TASK INSTRUCTIONS:
From the line with "OCR this image." through the final line, please write out the listing exactly, including both of those lines.

Stored records
* BEGIN *

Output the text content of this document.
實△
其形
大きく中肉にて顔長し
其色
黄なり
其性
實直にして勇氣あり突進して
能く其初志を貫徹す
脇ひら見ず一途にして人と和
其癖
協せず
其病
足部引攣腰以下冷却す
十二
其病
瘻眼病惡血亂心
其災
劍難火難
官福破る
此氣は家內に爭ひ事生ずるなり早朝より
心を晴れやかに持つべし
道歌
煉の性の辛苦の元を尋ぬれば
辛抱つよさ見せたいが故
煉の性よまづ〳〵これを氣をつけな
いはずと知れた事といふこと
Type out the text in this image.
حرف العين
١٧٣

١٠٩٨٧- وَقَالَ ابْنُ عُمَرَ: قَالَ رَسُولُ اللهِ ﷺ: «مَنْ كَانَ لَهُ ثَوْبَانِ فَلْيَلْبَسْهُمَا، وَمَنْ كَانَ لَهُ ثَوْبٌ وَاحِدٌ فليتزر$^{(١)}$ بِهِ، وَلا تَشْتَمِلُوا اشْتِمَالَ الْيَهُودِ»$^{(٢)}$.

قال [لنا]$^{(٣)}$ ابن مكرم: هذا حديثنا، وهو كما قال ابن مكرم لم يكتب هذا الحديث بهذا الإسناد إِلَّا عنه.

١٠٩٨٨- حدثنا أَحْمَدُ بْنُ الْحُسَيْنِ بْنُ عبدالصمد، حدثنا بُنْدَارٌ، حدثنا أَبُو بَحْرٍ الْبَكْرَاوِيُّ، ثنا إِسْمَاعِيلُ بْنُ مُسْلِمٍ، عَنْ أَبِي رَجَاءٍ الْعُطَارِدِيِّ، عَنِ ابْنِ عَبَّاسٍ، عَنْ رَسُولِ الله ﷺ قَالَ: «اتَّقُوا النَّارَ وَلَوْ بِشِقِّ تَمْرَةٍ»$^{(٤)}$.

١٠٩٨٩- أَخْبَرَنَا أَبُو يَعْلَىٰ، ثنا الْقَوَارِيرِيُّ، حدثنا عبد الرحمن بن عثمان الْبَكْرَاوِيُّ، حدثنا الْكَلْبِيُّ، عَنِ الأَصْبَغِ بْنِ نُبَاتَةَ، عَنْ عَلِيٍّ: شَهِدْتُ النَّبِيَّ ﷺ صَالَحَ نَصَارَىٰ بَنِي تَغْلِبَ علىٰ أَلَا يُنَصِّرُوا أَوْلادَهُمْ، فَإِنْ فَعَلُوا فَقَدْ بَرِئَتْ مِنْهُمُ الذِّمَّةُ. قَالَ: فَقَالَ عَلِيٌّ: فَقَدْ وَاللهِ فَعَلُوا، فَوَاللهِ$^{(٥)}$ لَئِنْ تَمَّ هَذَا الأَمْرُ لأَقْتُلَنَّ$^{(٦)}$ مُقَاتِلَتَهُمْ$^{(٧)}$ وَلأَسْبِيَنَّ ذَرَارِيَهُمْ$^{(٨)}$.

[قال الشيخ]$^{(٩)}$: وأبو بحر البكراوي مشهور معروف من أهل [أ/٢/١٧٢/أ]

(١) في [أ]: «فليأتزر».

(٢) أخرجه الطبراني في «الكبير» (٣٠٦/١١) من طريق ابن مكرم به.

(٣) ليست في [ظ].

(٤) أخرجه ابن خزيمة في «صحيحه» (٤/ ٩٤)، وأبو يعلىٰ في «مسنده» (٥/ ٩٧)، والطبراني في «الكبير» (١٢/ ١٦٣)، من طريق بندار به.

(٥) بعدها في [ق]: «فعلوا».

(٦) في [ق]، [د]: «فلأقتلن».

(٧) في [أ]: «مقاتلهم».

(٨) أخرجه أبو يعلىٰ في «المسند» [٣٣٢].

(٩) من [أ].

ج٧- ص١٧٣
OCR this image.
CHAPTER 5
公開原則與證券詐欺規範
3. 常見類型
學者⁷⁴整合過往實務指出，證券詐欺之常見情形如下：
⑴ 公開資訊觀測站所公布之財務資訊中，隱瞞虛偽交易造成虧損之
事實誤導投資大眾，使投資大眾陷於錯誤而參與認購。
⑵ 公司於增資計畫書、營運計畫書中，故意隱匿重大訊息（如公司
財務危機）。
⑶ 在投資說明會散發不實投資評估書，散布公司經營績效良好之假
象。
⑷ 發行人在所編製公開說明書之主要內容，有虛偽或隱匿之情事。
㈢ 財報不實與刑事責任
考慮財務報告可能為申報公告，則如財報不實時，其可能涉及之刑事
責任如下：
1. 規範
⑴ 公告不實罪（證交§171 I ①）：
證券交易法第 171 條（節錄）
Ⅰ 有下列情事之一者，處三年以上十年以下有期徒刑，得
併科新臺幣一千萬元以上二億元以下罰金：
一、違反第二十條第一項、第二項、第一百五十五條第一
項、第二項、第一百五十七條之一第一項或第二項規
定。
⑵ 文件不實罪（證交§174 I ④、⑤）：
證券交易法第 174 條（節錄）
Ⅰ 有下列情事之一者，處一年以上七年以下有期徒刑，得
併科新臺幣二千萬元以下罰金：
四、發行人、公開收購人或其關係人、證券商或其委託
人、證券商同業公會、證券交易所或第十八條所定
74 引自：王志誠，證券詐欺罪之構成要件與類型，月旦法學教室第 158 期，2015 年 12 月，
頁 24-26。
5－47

* END *

RESULT FOR THIS EXERCISE:
OCR this image.
CHAPTER 5
公開原則與證券詐欺規範
3. 常見類型
學者⁷⁴整合過往實務指出，證券詐欺之常見情形如下：
⑴ 公開資訊觀測站所公布之財務資訊中，隱瞞虛偽交易造成虧損之
事實誤導投資大眾，使投資大眾陷於錯誤而參與認購。
⑵ 公司於增資計畫書、營運計畫書中，故意隱匿重大訊息（如公司
財務危機）。
⑶ 在投資說明會散發不實投資評估書，散布公司經營績效良好之假
象。
⑷ 發行人在所編製公開說明書之主要內容，有虛偽或隱匿之情事。
㈢ 財報不實與刑事責任
考慮財務報告可能為申報公告，則如財報不實時，其可能涉及之刑事
責任如下：
1. 規範
⑴ 公告不實罪（證交§171 I ①）：
證券交易法第 171 條（節錄）
Ⅰ 有下列情事之一者，處三年以上十年以下有期徒刑，得
併科新臺幣一千萬元以上二億元以下罰金：
一、違反第二十條第一項、第二項、第一百五十五條第一
項、第二項、第一百五十七條之一第一項或第二項規
定。
⑵ 文件不實罪（證交§174 I ④、⑤）：
證券交易法第 174 條（節錄）
Ⅰ 有下列情事之一者，處一年以上七年以下有期徒刑，得
併科新臺幣二千萬元以下罰金：
四、發行人、公開收購人或其關係人、證券商或其委託
人、證券商同業公會、證券交易所或第十八條所定
74 引自：王志誠，證券詐欺罪之構成要件與類型，月旦法學教室第 158 期，2015 年 12 月，
頁 24-26。
5－47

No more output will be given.